Saved data entries
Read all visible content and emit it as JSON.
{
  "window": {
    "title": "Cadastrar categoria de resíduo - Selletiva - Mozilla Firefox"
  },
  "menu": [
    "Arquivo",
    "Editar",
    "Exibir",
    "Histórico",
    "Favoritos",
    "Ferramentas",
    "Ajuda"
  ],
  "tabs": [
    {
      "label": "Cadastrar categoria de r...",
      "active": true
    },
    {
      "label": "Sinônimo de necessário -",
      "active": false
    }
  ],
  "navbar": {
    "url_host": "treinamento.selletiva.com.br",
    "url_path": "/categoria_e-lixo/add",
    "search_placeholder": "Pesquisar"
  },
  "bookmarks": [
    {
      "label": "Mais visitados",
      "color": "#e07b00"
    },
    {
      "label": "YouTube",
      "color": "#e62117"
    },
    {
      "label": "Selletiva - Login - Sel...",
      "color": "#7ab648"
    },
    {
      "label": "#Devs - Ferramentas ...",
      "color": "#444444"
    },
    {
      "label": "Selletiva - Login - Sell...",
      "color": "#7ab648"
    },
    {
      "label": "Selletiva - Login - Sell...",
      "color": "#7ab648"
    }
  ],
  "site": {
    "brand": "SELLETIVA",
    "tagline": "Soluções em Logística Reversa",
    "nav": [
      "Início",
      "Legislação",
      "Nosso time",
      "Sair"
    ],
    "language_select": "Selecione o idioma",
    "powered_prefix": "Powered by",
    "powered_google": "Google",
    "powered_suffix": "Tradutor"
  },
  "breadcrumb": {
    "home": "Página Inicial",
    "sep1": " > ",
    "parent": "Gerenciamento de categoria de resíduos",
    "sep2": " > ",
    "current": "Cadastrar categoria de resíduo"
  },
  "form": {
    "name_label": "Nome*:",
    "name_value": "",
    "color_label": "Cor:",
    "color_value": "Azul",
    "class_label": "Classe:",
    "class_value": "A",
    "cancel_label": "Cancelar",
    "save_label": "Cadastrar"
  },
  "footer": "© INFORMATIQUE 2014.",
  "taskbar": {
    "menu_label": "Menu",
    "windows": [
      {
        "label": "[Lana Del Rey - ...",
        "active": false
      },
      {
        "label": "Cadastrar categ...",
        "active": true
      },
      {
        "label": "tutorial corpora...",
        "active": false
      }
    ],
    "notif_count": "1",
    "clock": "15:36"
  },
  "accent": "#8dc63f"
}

(Exercise directions): Transcribe every entry exactly, omitting nothing.

(Result of this task):
Read all visible content and emit it as JSON.
{
  "window": {
    "title": "Cadastrar categoria de resíduo - Selletiva - Mozilla Firefox"
  },
  "menu": [
    "Arquivo",
    "Editar",
    "Exibir",
    "Histórico",
    "Favoritos",
    "Ferramentas",
    "Ajuda"
  ],
  "tabs": [
    {
      "label": "Cadastrar categoria de r...",
      "active": true
    },
    {
      "label": "Sinônimo de necessário -",
      "active": false
    }
  ],
  "navbar": {
    "url_host": "treinamento.selletiva.com.br",
    "url_path": "/categoria_e-lixo/add",
    "search_placeholder": "Pesquisar"
  },
  "bookmarks": [
    {
      "label": "Mais visitados",
      "color": "#e07b00"
    },
    {
      "label": "YouTube",
      "color": "#e62117"
    },
    {
      "label": "Selletiva - Login - Sel...",
      "color": "#7ab648"
    },
    {
      "label": "#Devs - Ferramentas ...",
      "color": "#444444"
    },
    {
      "label": "Selletiva - Login - Sell...",
      "color": "#7ab648"
    },
    {
      "label": "Selletiva - Login - Sell...",
      "color": "#7ab648"
    }
  ],
  "site": {
    "brand": "SELLETIVA",
    "tagline": "Soluções em Logística Reversa",
    "nav": [
      "Início",
      "Legislação",
      "Nosso time",
      "Sair"
    ],
    "language_select": "Selecione o idioma",
    "powered_prefix": "Powered by",
    "powered_google": "Google",
    "powered_suffix": "Tradutor"
  },
  "breadcrumb": {
    "home": "Página Inicial",
    "sep1": " > ",
    "parent": "Gerenciamento de categoria de resíduos",
    "sep2": " > ",
    "current": "Cadastrar categoria de resíduo"
  },
  "form": {
    "name_label": "Nome*:",
    "name_value": "",
    "color_label": "Cor:",
    "color_value": "Azul",
    "class_label": "Classe:",
    "class_value": "A",
    "cancel_label": "Cancelar",
    "save_label": "Cadastrar"
  },
  "footer": "© INFORMATIQUE 2014.",
  "taskbar": {
    "menu_label": "Menu",
    "windows": [
      {
        "label": "[Lana Del Rey - ...",
        "active": false
      },
      {
        "label": "Cadastrar categ...",
        "active": true
      },
      {
        "label": "tutorial corpora...",
        "active": false
      }
    ],
    "notif_count": "1",
    "clock": "15:36"
  },
  "accent": "#8dc63f"
}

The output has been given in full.